* [What is required]:
How many lines of the data include the string "resolution"? State the number and nothing else.

* [Records provided]:
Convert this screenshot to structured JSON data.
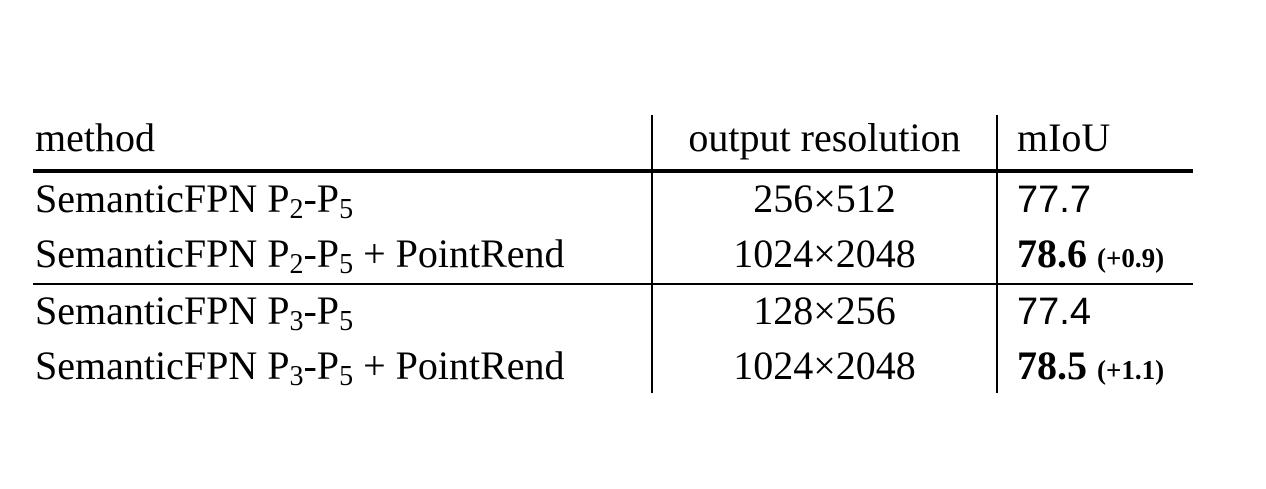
{
  "table": {
    "headers": [
      "method",
      "output resolution",
      "mIoU"
    ],
    "rows": [
      {
        "method_prefix": "SemanticFPN P",
        "sub_a": "2",
        "mid": "-P",
        "sub_b": "5",
        "suffix": "",
        "resolution": "256×512",
        "miou": "77.7",
        "gain": ""
      },
      {
        "method_prefix": "SemanticFPN P",
        "sub_a": "2",
        "mid": "-P",
        "sub_b": "5",
        "suffix": " + PointRend",
        "resolution": "1024×2048",
        "miou": "78.6",
        "gain": "(+0.9)"
      },
      {
        "method_prefix": "SemanticFPN P",
        "sub_a": "3",
        "mid": "-P",
        "sub_b": "5",
        "suffix": "",
        "resolution": "128×256",
        "miou": "77.4",
        "gain": ""
      },
      {
        "method_prefix": "SemanticFPN P",
        "sub_a": "3",
        "mid": "-P",
        "sub_b": "5",
        "suffix": " + PointRend",
        "resolution": "1024×2048",
        "miou": "78.5",
        "gain": "(+1.1)"
      }
    ]
  }
}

* [Task output]:
5